■ **What is being asked**: Pick up the guide on the metadata.json sidecar file right after its last sentence and keep writing.

■ **Source text**:
########################################

This chapter shows ONE common extension pattern: a metadata.json sidecar alongside SKILL.md. The specific keys below are conventions used by one public catalog (agentskills.co.il) and are useful as a worked example; other catalogs pick different keys, and some skip the sidecar entirely in favor of a locale field or language-coded subfolders. The SIDECAR pattern is the lesson, not the specific schema. If your skill is purely personal, you can skip this chapter entirely.
Why a sidecar JSON instead of nested YAML
Claude Desktop's strict YAML parser rejects nested keys inside SKILL.md frontmatter outright, refusing to load the skill at all. So the established pattern is to keep SKILL.md frontmatter minimal (name, description, license, and nothing else) and pull catalog-specific data into a separate metadata.json file alongside SKILL.md. Hosts that read only SKILL.md frontmatter (like Claude Desktop) load cleanly. Catalog tooling that reads metadata.json gets the cataloging data it needs.
Example metadata.json fields

{
"name": "id-validator",
"version": "1.2.0",
"license": "MIT",
"display_name": "ID Validator",
"display_description": "Validate national ID numbers using a check-digit algorithm. Useful for forms, test data, and catching bad IDs before submission.",
"audience": "developers",
"level": "beginner",
"tags": ["id", "validation", "checksum"],
"supported_agents": ["claude-code", "cursor", "windsurf", "claude-desktop"],
"recommended_skills": ["currency-formatter", "date-validator"]
}
display_name is the catalog title.

########################################

■ **Information supplied**:
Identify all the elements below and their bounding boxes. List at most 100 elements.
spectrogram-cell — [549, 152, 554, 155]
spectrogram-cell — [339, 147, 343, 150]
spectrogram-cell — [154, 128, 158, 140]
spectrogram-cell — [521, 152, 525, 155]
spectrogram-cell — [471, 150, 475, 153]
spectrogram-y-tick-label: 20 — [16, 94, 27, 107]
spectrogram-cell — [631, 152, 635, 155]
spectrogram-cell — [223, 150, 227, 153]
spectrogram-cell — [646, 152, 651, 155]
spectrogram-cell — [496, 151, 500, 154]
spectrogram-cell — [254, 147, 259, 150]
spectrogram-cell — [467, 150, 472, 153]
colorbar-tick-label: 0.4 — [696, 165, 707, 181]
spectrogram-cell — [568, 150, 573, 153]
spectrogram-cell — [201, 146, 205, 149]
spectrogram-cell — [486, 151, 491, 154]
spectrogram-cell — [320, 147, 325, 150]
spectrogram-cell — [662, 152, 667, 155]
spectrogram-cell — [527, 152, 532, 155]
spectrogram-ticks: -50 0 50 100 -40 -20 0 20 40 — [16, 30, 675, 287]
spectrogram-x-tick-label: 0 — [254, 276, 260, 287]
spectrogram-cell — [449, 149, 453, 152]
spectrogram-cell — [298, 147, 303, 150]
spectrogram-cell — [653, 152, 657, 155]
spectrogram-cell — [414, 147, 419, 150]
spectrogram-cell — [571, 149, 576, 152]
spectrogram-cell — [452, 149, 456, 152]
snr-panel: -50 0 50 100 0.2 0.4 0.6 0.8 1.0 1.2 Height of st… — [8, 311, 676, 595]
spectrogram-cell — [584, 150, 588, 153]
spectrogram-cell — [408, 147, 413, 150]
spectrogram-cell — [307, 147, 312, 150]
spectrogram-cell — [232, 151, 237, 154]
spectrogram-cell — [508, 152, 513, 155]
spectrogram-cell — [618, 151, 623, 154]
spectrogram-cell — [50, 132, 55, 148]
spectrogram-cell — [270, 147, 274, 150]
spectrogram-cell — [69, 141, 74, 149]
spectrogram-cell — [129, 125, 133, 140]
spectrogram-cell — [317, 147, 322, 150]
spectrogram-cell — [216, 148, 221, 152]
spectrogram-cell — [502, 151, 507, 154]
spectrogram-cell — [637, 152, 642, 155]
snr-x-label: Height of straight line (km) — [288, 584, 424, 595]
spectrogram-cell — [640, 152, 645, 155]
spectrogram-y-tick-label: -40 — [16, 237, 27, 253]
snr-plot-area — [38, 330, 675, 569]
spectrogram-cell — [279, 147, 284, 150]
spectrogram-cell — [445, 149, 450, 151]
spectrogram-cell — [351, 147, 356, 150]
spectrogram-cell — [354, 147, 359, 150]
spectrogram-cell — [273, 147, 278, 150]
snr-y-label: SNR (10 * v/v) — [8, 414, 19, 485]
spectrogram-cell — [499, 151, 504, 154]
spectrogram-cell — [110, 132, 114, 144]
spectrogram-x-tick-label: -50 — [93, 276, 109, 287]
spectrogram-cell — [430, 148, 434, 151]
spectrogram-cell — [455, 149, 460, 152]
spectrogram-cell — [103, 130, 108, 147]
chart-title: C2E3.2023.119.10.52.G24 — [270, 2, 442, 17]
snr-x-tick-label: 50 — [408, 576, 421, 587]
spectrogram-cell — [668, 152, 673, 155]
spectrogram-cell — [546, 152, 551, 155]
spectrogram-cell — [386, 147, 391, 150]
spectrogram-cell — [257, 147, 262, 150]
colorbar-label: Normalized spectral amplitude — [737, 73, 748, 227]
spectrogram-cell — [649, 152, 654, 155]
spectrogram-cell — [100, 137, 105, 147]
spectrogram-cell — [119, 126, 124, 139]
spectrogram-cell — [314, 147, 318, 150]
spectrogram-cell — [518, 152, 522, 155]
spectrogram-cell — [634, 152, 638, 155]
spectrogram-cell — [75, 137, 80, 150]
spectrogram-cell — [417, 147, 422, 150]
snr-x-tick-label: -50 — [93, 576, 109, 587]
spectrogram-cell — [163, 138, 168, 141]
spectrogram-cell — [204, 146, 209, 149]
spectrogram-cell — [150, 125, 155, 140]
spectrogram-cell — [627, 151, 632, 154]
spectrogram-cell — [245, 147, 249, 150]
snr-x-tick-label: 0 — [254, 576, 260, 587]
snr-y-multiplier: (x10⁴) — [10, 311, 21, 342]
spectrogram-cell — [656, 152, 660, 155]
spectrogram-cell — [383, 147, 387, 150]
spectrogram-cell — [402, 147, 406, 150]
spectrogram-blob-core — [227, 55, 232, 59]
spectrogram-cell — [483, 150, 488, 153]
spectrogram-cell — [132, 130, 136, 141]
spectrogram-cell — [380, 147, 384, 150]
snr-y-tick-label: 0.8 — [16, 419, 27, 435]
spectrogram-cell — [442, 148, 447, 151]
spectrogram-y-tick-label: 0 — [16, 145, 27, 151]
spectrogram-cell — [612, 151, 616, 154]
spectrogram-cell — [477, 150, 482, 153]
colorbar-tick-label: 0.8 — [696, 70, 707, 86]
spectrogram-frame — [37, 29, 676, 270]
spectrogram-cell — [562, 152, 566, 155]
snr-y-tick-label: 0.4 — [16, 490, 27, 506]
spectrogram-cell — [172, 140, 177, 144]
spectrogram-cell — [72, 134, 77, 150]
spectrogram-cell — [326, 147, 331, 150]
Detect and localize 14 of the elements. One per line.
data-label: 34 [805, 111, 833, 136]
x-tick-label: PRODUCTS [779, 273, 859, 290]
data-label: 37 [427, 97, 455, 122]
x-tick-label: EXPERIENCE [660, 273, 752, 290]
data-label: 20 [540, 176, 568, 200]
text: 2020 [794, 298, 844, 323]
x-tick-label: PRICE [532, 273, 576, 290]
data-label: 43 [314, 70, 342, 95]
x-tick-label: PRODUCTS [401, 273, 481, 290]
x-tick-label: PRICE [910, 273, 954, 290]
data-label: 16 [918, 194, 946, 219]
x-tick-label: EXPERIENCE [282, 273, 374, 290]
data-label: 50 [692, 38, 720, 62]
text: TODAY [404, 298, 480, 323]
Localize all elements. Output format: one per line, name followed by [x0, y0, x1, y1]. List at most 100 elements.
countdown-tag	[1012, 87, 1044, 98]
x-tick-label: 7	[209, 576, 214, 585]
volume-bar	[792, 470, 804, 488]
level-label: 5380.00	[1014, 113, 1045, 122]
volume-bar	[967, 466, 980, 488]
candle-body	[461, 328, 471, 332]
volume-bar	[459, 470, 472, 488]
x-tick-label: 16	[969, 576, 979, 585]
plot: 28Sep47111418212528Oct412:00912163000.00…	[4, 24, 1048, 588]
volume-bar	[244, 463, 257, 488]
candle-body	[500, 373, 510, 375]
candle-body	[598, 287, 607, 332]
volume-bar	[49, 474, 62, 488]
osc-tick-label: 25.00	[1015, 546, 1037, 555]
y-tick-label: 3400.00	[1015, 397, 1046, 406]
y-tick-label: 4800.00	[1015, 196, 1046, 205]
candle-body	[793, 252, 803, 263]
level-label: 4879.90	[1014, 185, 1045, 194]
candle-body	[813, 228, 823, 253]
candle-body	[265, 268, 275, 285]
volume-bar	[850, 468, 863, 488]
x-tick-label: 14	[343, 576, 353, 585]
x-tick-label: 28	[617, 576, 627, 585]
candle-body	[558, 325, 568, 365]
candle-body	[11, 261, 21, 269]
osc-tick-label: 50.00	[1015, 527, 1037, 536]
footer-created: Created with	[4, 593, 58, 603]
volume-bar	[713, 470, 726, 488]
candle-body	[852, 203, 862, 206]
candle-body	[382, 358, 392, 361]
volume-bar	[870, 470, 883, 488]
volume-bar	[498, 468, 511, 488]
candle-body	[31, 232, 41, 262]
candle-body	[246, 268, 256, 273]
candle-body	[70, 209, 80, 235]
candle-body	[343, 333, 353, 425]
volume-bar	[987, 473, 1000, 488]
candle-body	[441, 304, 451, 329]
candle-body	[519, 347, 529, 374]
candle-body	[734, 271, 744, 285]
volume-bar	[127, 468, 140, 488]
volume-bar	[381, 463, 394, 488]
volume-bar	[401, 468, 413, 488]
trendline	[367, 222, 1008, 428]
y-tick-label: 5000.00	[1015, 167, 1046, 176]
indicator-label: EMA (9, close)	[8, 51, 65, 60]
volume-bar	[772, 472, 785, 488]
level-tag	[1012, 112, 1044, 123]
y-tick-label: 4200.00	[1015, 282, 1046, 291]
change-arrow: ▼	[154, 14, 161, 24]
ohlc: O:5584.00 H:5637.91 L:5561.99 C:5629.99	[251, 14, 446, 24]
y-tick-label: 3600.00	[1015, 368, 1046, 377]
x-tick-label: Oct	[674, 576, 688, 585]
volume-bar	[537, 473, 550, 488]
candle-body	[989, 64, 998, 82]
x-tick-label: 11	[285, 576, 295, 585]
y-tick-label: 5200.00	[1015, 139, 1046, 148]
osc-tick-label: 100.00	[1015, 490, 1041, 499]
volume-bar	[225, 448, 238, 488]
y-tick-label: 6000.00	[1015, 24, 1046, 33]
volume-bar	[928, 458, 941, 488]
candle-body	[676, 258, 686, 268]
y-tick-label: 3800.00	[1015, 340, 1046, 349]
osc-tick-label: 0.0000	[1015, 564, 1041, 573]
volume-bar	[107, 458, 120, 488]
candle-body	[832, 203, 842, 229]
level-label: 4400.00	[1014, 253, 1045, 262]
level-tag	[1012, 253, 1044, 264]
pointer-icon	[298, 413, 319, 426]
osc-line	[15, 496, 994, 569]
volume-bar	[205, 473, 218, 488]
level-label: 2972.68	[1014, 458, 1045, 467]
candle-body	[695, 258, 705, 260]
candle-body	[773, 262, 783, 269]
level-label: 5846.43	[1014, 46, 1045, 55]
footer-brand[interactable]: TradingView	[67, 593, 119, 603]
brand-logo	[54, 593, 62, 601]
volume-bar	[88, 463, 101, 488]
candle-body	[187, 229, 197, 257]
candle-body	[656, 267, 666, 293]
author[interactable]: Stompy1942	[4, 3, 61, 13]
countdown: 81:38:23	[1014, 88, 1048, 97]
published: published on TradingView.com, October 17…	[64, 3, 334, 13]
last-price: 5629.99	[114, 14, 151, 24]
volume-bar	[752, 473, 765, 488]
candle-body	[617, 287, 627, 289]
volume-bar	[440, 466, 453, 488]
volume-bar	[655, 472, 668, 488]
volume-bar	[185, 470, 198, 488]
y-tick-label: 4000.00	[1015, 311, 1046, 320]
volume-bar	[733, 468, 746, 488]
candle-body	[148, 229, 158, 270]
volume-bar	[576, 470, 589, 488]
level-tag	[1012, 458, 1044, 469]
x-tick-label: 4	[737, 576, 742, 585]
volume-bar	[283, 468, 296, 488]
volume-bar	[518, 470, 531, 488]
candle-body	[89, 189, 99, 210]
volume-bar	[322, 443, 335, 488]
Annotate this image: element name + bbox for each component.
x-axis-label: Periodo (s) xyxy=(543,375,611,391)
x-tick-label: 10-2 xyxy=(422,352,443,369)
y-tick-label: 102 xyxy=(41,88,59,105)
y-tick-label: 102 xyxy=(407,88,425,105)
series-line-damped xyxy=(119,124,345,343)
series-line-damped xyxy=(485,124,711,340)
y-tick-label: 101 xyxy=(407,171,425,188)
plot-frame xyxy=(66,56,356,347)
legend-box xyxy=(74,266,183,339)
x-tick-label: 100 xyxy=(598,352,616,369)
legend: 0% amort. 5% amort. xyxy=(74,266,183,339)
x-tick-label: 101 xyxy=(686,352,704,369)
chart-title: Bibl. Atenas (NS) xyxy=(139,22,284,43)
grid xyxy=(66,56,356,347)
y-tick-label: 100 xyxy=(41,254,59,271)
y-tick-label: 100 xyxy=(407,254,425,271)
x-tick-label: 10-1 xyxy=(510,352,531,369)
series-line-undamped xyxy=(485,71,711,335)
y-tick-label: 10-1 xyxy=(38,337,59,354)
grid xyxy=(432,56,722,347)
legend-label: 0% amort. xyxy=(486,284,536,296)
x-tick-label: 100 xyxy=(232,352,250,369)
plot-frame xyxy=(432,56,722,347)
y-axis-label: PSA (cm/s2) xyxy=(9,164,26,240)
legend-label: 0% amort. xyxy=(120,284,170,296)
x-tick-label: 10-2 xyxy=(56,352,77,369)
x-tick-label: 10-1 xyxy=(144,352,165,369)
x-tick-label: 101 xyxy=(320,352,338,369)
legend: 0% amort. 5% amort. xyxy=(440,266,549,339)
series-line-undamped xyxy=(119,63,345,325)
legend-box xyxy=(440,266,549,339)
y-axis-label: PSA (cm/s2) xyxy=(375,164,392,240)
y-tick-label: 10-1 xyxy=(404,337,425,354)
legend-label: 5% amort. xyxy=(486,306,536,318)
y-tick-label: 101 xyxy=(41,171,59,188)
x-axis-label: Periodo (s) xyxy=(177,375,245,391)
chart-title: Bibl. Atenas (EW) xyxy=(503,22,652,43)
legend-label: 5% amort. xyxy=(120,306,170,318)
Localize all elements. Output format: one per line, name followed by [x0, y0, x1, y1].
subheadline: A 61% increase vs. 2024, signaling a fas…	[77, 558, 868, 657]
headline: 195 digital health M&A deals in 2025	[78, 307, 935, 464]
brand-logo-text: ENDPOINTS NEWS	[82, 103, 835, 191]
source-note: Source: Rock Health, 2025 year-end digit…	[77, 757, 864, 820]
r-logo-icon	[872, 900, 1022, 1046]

########################################

■ **Task output**:
display_description is the catalog marketing copy.
audience is typically one of: developers, non-technical, professionals, mixed. Drives the catalog filter and the default writing register.
level is typically one of: beginner, intermediate, advanced.
tags is a string array. Catalogs filter on these.
supported_agents uses canonical slugs: claude-code (not claude), gemini-cli (not gemini), cursor, windsurf, claude-desktop. Wrong slugs render as empty icons on cards in most catalog UIs.
recommended_skills is an array of slugs catalogs typically render as "related skills" on the detail page. Pick skills users genuinely need alongside yours, not promotional cross-links. An ID validator recommending a phone-number formatter is honest. An ID validator recommending an unrelated marketing skill is spam.
A note on multilingual catalogs: some accept { he, en } objects for display_name, display_description, and tags instead of flat strings, so the catalog can show different copy per locale. That is a per-catalog convention, not the default shape; check your target catalog's schema before assuming either form.
The most common mistake in Chapter 3: guessing your target catalog's sidecar schema instead of reading its contribution guide. Different catalogs use different keys for the same concepts (audience vs target_users, tags vs keywords, flat strings vs {he, en} objects). Get the exact schema from the catalog before authoring; otherwise you will rework the sidecar at submission time.